-- START Records for the exercise --

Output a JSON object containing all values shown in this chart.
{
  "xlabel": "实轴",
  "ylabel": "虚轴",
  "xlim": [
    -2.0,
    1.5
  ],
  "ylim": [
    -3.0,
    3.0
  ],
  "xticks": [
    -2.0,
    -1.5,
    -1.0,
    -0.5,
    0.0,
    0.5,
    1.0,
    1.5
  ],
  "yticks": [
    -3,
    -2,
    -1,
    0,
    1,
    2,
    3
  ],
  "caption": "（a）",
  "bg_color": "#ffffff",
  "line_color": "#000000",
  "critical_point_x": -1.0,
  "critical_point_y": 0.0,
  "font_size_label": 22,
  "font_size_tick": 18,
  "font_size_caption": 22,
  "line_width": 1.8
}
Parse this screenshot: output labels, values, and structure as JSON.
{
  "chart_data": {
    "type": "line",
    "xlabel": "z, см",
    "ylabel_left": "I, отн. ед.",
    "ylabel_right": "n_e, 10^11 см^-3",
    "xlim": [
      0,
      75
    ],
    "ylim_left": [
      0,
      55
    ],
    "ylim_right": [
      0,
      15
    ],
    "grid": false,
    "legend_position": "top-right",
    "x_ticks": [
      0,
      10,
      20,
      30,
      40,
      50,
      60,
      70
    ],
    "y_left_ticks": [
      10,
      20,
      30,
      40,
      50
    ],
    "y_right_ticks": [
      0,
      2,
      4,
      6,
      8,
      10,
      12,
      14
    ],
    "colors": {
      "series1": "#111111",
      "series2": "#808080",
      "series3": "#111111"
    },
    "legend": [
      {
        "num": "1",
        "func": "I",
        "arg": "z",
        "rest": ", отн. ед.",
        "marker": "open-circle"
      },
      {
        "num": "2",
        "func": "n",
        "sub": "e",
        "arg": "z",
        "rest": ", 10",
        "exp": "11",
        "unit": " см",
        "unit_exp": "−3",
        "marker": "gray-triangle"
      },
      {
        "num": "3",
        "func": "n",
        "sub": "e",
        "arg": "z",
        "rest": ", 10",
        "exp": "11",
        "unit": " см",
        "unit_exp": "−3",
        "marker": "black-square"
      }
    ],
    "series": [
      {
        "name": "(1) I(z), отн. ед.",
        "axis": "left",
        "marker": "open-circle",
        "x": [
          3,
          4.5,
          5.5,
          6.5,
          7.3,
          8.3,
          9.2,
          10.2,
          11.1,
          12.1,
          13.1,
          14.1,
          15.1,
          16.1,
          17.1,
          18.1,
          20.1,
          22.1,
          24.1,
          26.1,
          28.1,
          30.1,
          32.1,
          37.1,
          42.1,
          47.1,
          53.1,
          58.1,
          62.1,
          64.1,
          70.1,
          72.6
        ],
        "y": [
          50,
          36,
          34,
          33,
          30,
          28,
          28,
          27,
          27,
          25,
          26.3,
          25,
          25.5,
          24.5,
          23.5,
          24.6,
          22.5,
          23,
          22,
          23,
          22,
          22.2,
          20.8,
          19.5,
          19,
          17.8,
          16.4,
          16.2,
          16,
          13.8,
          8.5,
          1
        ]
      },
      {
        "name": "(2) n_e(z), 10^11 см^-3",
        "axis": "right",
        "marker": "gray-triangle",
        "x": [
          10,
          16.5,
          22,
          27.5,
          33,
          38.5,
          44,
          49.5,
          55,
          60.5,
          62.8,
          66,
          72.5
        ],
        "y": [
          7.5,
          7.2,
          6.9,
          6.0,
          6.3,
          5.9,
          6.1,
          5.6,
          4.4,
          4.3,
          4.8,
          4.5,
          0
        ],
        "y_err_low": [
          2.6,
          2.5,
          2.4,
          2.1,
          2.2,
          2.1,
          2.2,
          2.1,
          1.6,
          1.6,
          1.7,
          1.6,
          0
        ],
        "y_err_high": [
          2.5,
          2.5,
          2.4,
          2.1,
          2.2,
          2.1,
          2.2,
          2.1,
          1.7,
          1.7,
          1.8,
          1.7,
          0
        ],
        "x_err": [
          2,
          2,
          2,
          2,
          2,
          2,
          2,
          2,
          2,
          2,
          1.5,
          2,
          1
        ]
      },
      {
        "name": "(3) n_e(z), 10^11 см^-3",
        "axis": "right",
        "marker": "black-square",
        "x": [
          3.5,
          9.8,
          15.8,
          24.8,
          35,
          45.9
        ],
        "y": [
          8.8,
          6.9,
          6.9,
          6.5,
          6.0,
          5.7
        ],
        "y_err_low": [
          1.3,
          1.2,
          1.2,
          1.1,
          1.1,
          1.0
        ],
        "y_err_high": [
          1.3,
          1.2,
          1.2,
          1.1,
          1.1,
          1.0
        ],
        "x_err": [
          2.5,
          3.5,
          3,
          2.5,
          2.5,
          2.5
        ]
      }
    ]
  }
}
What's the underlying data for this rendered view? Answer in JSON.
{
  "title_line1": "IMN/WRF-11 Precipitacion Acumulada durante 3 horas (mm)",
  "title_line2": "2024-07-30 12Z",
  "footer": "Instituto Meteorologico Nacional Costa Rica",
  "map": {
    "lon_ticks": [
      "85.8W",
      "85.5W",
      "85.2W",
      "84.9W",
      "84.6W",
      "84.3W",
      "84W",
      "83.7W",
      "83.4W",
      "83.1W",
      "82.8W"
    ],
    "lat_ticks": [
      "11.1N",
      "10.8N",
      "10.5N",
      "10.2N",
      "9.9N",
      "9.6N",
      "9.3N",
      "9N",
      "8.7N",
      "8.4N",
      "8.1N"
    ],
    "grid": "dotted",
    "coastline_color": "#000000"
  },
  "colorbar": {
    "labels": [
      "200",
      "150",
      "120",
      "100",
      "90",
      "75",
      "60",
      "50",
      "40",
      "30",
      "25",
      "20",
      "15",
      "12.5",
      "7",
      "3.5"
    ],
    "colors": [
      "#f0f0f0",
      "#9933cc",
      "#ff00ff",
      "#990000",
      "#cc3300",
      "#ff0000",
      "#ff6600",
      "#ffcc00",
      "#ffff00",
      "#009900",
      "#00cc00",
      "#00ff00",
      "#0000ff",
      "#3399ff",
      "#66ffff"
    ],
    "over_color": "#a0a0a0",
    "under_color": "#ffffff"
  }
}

-- END Records for the exercise --

Point out every line holding the string "circle" and copy it.

        "marker": "open-circle"
        "marker": "open-circle",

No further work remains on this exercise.